▶ [EXERCISE INPUTS]
════════

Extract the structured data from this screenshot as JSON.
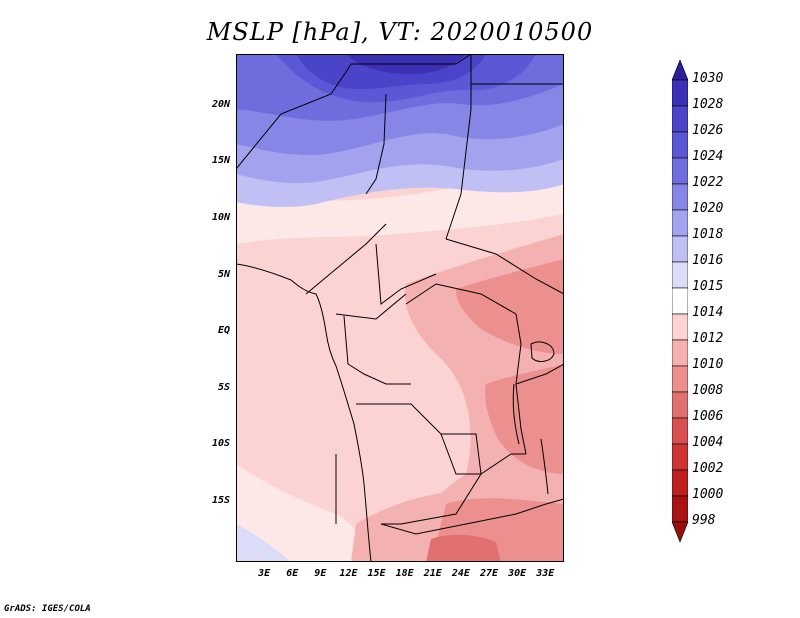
{
  "title": "MSLP [hPa], VT: 2020010500",
  "credit": "GrADS: IGES/COLA",
  "map": {
    "lat_range": [
      -20,
      25
    ],
    "lon_range": [
      0,
      35
    ],
    "lat_labels": [
      "20N",
      "15N",
      "10N",
      "5N",
      "EQ",
      "5S",
      "10S",
      "15S"
    ],
    "lon_labels": [
      "3E",
      "6E",
      "9E",
      "12E",
      "15E",
      "18E",
      "21E",
      "24E",
      "27E",
      "30E",
      "33E"
    ]
  },
  "colorbar": {
    "labels": [
      "1030",
      "1028",
      "1026",
      "1024",
      "1022",
      "1020",
      "1018",
      "1016",
      "1015",
      "1014",
      "1012",
      "1010",
      "1008",
      "1006",
      "1004",
      "1002",
      "1000",
      "998"
    ],
    "colors": [
      "#2d1f9c",
      "#3b31b5",
      "#4a44c9",
      "#5a58d4",
      "#6d6dde",
      "#8686e6",
      "#a2a2ee",
      "#c0c0f4",
      "#dcdcf8",
      "#ffffff",
      "#fbd3d3",
      "#f4b1b1",
      "#ec8f8f",
      "#e27070",
      "#d85050",
      "#cc3434",
      "#be2020",
      "#a81414",
      "#951010"
    ]
  }
}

════════

Transcribe the full listing character for character. Pictures are excluded.

Extract the structured data from this screenshot as JSON.
{
  "title": "MSLP [hPa], VT: 2020010500",
  "credit": "GrADS: IGES/COLA",
  "map": {
    "lat_range": [
      -20,
      25
    ],
    "lon_range": [
      0,
      35
    ],
    "lat_labels": [
      "20N",
      "15N",
      "10N",
      "5N",
      "EQ",
      "5S",
      "10S",
      "15S"
    ],
    "lon_labels": [
      "3E",
      "6E",
      "9E",
      "12E",
      "15E",
      "18E",
      "21E",
      "24E",
      "27E",
      "30E",
      "33E"
    ]
  },
  "colorbar": {
    "labels": [
      "1030",
      "1028",
      "1026",
      "1024",
      "1022",
      "1020",
      "1018",
      "1016",
      "1015",
      "1014",
      "1012",
      "1010",
      "1008",
      "1006",
      "1004",
      "1002",
      "1000",
      "998"
    ],
    "colors": [
      "#2d1f9c",
      "#3b31b5",
      "#4a44c9",
      "#5a58d4",
      "#6d6dde",
      "#8686e6",
      "#a2a2ee",
      "#c0c0f4",
      "#dcdcf8",
      "#ffffff",
      "#fbd3d3",
      "#f4b1b1",
      "#ec8f8f",
      "#e27070",
      "#d85050",
      "#cc3434",
      "#be2020",
      "#a81414",
      "#951010"
    ]
  }
}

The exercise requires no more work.